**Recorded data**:
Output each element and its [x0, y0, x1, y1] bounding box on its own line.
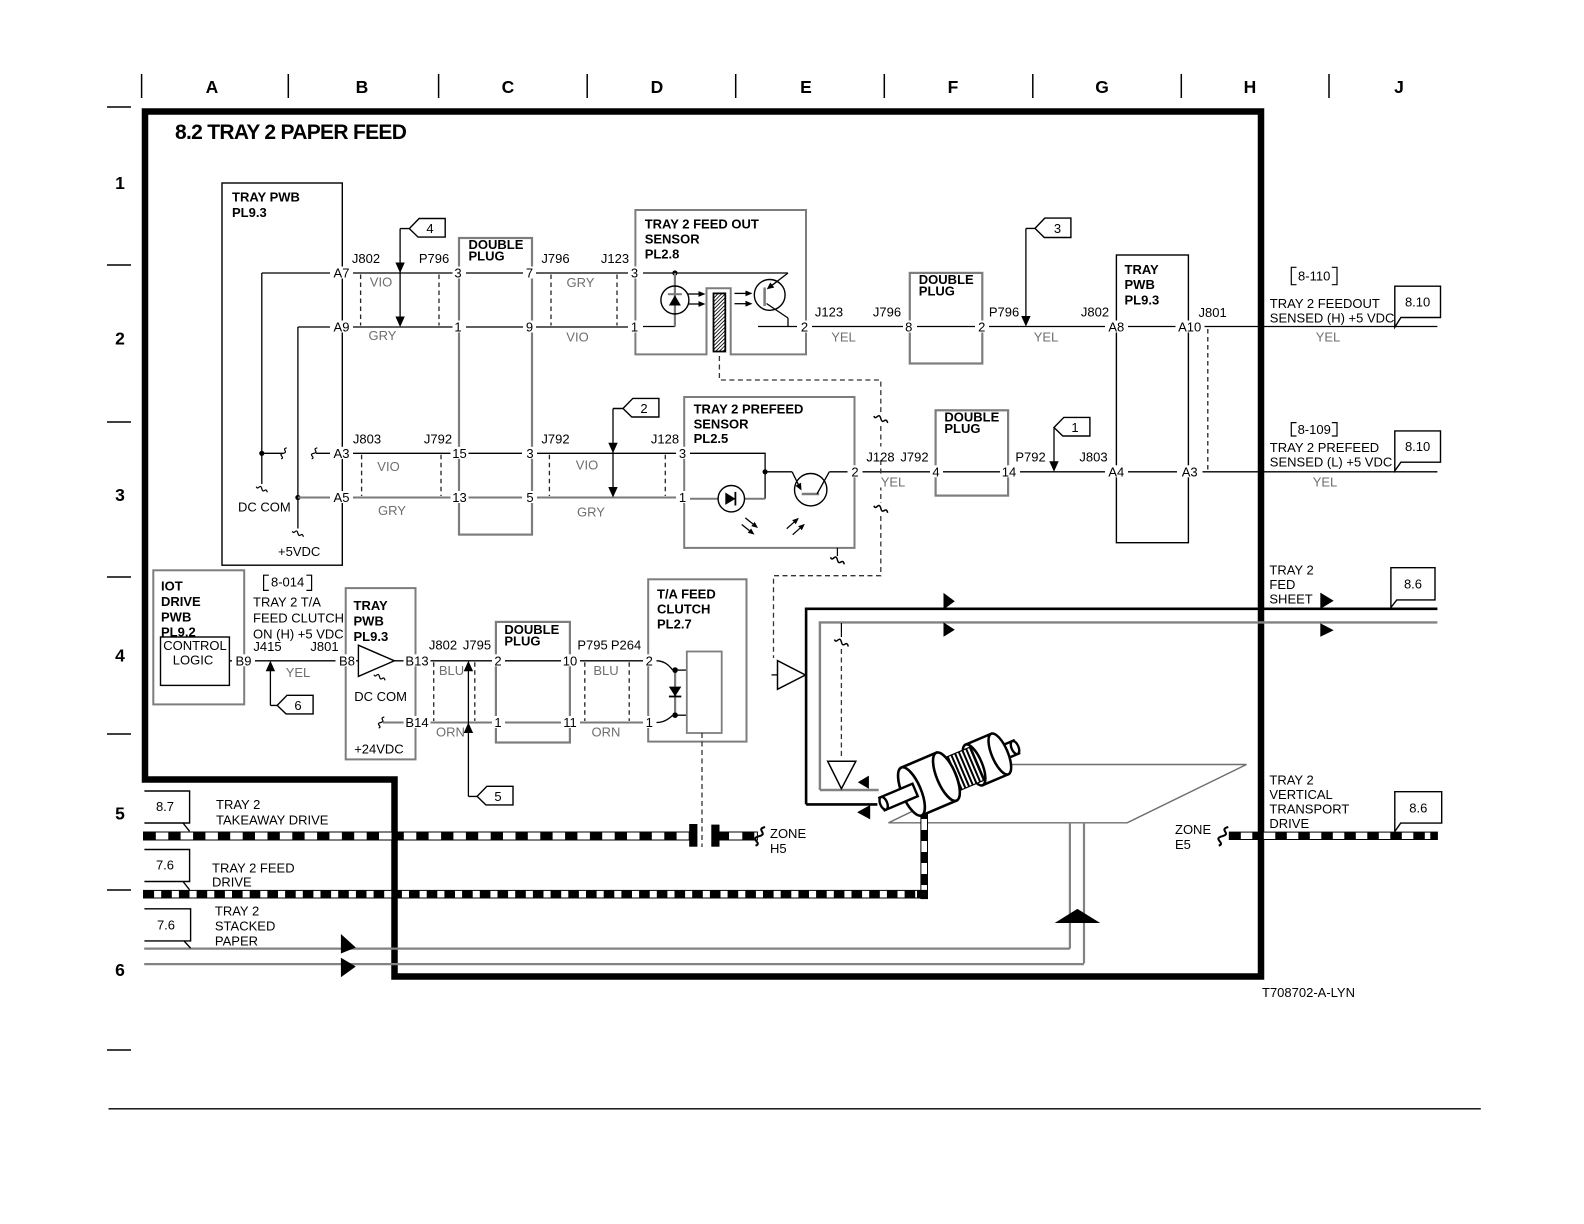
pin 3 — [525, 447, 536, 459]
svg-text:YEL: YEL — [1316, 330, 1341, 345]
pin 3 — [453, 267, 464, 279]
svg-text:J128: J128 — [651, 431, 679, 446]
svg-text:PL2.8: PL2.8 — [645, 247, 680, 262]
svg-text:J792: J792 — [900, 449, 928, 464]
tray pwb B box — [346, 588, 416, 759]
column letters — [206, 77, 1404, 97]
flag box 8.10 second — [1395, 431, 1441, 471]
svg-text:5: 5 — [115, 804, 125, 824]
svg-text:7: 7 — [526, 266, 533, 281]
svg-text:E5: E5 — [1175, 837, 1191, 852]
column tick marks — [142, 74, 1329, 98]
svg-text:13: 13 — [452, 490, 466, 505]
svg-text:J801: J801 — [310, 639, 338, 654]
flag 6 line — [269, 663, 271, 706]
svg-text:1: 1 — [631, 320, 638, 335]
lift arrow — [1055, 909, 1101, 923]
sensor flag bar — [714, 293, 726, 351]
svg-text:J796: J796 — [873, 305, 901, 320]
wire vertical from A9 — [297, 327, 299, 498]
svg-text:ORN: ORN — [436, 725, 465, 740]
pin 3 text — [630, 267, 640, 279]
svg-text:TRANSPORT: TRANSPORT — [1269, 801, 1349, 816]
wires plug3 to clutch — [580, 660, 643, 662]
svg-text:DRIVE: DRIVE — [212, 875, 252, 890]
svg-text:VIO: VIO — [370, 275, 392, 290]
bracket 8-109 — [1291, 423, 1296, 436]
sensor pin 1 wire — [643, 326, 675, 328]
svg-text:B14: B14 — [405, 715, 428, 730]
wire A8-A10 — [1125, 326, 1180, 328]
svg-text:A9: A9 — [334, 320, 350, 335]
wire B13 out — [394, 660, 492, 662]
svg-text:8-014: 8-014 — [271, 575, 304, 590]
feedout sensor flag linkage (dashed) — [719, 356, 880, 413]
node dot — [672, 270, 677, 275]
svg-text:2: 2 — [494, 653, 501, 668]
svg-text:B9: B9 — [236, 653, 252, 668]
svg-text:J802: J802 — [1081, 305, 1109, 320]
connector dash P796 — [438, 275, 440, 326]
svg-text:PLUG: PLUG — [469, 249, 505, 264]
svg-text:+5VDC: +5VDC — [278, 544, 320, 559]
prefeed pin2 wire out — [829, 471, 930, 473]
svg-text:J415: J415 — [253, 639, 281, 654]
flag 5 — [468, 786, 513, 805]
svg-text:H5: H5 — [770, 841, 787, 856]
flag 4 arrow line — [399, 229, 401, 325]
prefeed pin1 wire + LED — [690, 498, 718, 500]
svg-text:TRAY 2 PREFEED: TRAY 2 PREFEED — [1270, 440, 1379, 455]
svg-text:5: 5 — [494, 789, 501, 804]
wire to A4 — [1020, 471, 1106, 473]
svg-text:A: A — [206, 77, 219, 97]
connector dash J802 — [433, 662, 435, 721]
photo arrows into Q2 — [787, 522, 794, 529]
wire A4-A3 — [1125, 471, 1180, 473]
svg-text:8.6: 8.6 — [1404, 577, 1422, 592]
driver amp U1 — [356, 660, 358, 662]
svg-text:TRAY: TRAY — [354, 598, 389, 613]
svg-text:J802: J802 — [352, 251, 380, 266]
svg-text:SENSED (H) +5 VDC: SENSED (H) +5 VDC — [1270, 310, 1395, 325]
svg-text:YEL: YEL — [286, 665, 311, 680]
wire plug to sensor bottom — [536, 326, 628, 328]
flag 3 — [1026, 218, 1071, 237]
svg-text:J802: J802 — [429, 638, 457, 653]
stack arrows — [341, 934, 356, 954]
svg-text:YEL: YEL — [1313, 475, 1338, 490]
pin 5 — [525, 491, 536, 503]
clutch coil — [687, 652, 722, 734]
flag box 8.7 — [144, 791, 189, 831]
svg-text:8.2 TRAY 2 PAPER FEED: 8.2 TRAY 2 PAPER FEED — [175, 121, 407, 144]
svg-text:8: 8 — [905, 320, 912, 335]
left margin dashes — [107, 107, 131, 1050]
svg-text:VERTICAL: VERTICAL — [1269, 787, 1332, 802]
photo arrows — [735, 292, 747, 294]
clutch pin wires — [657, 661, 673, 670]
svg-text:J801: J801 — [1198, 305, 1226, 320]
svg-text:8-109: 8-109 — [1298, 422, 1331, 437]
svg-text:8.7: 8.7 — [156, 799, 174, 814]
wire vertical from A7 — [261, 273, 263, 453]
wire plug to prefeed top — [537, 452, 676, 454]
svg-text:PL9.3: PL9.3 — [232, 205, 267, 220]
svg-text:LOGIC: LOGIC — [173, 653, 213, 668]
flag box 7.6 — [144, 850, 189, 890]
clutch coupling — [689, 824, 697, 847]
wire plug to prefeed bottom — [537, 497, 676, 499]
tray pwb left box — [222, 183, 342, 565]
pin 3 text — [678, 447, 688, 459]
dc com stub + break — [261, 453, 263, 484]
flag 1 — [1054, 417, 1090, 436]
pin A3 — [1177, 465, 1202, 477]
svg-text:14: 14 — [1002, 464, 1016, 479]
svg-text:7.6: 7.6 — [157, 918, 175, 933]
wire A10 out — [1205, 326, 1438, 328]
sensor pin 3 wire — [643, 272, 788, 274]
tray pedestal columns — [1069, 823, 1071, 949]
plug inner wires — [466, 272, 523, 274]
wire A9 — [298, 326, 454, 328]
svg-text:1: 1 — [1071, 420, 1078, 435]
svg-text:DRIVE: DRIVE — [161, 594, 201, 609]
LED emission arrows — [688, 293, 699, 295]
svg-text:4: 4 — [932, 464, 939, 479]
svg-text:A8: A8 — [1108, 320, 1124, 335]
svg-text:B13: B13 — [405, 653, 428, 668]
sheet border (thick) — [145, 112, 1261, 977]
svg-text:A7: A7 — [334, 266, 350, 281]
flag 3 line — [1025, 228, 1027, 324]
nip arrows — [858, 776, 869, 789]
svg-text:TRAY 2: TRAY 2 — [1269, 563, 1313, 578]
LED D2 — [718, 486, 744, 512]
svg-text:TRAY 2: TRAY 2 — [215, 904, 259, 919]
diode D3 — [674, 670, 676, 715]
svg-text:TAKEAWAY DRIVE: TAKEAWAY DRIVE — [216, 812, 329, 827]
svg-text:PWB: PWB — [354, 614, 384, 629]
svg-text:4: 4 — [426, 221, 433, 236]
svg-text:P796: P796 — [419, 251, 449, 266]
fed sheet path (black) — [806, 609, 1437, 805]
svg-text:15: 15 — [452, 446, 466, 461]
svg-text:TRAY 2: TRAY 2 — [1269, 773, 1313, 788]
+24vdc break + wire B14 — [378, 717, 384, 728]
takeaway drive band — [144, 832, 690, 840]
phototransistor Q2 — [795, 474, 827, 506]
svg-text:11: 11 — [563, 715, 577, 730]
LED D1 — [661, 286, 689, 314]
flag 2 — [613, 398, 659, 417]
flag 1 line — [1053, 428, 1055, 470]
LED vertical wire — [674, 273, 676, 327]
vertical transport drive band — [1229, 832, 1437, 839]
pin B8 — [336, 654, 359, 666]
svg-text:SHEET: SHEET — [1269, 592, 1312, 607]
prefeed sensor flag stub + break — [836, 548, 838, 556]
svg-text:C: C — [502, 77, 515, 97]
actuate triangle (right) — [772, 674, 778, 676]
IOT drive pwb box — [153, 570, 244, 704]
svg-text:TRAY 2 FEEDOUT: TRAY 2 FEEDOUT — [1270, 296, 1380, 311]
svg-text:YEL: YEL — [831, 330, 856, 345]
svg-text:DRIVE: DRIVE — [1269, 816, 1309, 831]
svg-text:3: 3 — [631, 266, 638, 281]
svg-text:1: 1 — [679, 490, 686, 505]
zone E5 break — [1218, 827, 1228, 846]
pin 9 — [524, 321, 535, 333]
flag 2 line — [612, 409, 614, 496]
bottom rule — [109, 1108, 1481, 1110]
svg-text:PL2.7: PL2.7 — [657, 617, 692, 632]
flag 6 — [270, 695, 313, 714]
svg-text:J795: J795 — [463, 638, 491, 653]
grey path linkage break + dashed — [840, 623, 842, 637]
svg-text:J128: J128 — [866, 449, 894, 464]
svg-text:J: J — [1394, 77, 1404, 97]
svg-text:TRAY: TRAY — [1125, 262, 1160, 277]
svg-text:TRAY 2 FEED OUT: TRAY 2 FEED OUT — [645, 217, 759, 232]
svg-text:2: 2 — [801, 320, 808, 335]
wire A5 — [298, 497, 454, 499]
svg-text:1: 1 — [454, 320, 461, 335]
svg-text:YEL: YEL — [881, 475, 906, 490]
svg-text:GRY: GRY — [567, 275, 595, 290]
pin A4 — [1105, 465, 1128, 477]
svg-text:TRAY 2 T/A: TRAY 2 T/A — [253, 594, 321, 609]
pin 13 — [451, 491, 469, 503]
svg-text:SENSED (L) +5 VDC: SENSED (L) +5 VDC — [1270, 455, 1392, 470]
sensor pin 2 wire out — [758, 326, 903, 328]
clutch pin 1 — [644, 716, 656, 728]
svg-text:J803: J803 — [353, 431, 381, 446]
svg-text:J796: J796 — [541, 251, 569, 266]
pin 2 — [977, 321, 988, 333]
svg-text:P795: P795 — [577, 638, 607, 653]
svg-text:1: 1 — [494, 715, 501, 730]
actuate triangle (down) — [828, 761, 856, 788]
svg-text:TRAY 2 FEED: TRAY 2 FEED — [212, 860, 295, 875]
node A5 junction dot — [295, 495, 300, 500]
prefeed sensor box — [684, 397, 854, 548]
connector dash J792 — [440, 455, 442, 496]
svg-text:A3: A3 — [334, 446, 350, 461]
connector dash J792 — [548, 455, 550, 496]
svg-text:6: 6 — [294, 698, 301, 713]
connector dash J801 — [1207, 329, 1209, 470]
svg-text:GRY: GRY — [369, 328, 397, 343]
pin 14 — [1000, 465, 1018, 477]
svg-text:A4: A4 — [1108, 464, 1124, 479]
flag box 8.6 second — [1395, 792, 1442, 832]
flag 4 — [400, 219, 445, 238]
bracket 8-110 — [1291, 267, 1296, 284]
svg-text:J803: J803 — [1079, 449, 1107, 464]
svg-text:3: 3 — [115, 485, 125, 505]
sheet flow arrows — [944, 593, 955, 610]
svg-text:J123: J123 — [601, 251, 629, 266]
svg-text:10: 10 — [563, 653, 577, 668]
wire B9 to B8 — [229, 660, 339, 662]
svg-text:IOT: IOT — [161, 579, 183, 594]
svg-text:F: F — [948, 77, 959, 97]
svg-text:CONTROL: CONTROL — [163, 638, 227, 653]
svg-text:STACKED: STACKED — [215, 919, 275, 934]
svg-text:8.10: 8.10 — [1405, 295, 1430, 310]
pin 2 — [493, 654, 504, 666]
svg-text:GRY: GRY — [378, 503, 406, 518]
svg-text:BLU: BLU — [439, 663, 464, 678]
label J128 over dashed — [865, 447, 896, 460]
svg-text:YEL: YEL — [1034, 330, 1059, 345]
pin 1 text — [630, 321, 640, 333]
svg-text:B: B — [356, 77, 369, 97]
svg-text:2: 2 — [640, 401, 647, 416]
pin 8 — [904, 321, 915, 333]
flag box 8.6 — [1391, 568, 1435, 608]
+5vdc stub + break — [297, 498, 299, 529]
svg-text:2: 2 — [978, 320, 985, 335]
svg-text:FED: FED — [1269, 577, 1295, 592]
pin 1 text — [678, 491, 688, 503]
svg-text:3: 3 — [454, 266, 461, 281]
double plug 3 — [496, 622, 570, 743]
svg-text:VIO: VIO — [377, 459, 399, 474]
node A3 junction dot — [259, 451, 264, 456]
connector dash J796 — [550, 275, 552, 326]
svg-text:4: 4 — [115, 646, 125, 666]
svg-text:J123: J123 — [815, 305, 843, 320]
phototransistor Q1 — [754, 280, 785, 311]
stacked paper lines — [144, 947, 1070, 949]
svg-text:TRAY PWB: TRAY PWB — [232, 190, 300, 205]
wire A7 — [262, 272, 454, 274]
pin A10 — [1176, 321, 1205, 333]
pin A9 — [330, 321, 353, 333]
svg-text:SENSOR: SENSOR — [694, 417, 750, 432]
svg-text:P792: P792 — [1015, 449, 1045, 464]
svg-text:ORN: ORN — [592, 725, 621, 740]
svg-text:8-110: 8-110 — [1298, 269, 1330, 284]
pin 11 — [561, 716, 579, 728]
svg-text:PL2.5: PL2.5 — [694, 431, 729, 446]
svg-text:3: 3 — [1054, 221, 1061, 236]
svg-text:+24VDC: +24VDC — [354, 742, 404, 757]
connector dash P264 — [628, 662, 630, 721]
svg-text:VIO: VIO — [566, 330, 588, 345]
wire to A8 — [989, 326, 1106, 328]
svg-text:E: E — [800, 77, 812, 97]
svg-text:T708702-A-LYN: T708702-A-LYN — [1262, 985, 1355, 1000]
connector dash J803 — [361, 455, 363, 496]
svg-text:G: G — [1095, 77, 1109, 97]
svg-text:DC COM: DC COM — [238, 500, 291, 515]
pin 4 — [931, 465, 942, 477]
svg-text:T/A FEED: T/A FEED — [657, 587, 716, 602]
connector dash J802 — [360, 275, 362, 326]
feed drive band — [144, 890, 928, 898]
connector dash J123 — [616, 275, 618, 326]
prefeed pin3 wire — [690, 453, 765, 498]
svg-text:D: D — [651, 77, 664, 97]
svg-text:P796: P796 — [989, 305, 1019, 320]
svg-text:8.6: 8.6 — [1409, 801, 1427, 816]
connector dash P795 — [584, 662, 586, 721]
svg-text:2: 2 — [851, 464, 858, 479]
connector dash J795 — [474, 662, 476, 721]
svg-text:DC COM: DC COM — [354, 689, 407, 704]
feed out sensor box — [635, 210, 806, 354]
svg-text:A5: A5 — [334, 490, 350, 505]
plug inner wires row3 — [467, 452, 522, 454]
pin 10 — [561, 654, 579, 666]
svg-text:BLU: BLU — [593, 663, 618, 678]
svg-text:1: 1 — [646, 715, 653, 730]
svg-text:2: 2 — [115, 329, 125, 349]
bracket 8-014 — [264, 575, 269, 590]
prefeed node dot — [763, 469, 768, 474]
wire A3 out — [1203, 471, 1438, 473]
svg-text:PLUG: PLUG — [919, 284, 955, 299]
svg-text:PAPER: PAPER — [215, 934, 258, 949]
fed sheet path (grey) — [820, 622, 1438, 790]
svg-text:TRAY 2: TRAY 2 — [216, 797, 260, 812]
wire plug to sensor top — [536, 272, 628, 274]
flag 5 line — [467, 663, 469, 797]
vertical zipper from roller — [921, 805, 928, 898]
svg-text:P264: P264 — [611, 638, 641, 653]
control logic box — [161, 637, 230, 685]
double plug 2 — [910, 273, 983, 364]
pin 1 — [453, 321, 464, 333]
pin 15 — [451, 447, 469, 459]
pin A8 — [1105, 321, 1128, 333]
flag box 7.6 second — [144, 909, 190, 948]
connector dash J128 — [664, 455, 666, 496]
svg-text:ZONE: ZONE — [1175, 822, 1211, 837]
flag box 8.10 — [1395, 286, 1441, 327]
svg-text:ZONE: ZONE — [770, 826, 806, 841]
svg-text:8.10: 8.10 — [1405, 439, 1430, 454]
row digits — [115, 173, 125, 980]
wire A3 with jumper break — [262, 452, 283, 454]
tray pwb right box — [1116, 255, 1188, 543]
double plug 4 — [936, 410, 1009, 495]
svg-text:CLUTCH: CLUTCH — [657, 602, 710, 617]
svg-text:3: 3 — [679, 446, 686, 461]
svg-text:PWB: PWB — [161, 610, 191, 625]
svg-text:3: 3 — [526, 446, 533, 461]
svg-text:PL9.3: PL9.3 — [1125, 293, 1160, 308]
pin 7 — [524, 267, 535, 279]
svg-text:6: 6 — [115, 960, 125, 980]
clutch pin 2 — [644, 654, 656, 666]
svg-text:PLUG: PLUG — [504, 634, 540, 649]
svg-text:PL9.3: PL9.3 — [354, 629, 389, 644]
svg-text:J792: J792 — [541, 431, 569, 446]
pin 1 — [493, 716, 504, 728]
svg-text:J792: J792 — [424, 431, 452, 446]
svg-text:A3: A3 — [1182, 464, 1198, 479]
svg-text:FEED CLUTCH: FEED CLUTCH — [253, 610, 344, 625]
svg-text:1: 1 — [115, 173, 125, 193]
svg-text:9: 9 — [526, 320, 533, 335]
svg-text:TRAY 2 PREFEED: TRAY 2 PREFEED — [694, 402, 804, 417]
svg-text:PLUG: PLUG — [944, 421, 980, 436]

**TASK DESCRIPTION**:
Print the material's lines from the one containing "pin 3 — [525, 447, 536, 459]" through the one containing "prefeed pin1 wire", both included, without changing anything.

**OUTPUT BELOW**:
pin 3 — [525, 447, 536, 459]
svg-text:YEL: YEL — [1316, 330, 1341, 345]
pin 3 — [453, 267, 464, 279]
svg-text:J128: J128 — [651, 431, 679, 446]
svg-text:PL2.8: PL2.8 — [645, 247, 680, 262]
svg-text:J792: J792 — [900, 449, 928, 464]
tray pwb B box — [346, 588, 416, 759]
column letters — [206, 77, 1404, 97]
flag box 8.10 second — [1395, 431, 1441, 471]
svg-text:5: 5 — [115, 804, 125, 824]
svg-text:7: 7 — [526, 266, 533, 281]
svg-text:E5: E5 — [1175, 837, 1191, 852]
column tick marks — [142, 74, 1329, 98]
svg-text:13: 13 — [452, 490, 466, 505]
svg-text:J801: J801 — [310, 639, 338, 654]
flag 6 line — [269, 663, 271, 706]
svg-text:1: 1 — [631, 320, 638, 335]
lift arrow — [1055, 909, 1101, 923]
sensor flag bar — [714, 293, 726, 351]
svg-text:J796: J796 — [873, 305, 901, 320]
wire vertical from A9 — [297, 327, 299, 498]
svg-text:ORN: ORN — [436, 725, 465, 740]
pin 3 text — [630, 267, 640, 279]
svg-text:TRANSPORT: TRANSPORT — [1269, 801, 1349, 816]
wires plug3 to clutch — [580, 660, 643, 662]
svg-text:DRIVE: DRIVE — [212, 875, 252, 890]
svg-text:VIO: VIO — [370, 275, 392, 290]
bracket 8-109 — [1291, 423, 1296, 436]
sensor pin 1 wire — [643, 326, 675, 328]
svg-text:B14: B14 — [405, 715, 428, 730]
wire A8-A10 — [1125, 326, 1180, 328]
svg-text:A9: A9 — [334, 320, 350, 335]
wire B13 out — [394, 660, 492, 662]
svg-text:8-014: 8-014 — [271, 575, 304, 590]
feedout sensor flag linkage (dashed) — [719, 356, 880, 413]
node dot — [672, 270, 677, 275]
svg-text:2: 2 — [494, 653, 501, 668]
svg-text:B9: B9 — [236, 653, 252, 668]
svg-text:J802: J802 — [1081, 305, 1109, 320]
connector dash P796 — [438, 275, 440, 326]
svg-text:PLUG: PLUG — [469, 249, 505, 264]
svg-text:+5VDC: +5VDC — [278, 544, 320, 559]
prefeed pin2 wire out — [829, 471, 930, 473]
svg-text:J415: J415 — [253, 639, 281, 654]
flag 5 — [468, 786, 513, 805]
svg-text:H5: H5 — [770, 841, 787, 856]
flag 4 arrow line — [399, 229, 401, 325]
prefeed pin1 wire + LED — [690, 498, 718, 500]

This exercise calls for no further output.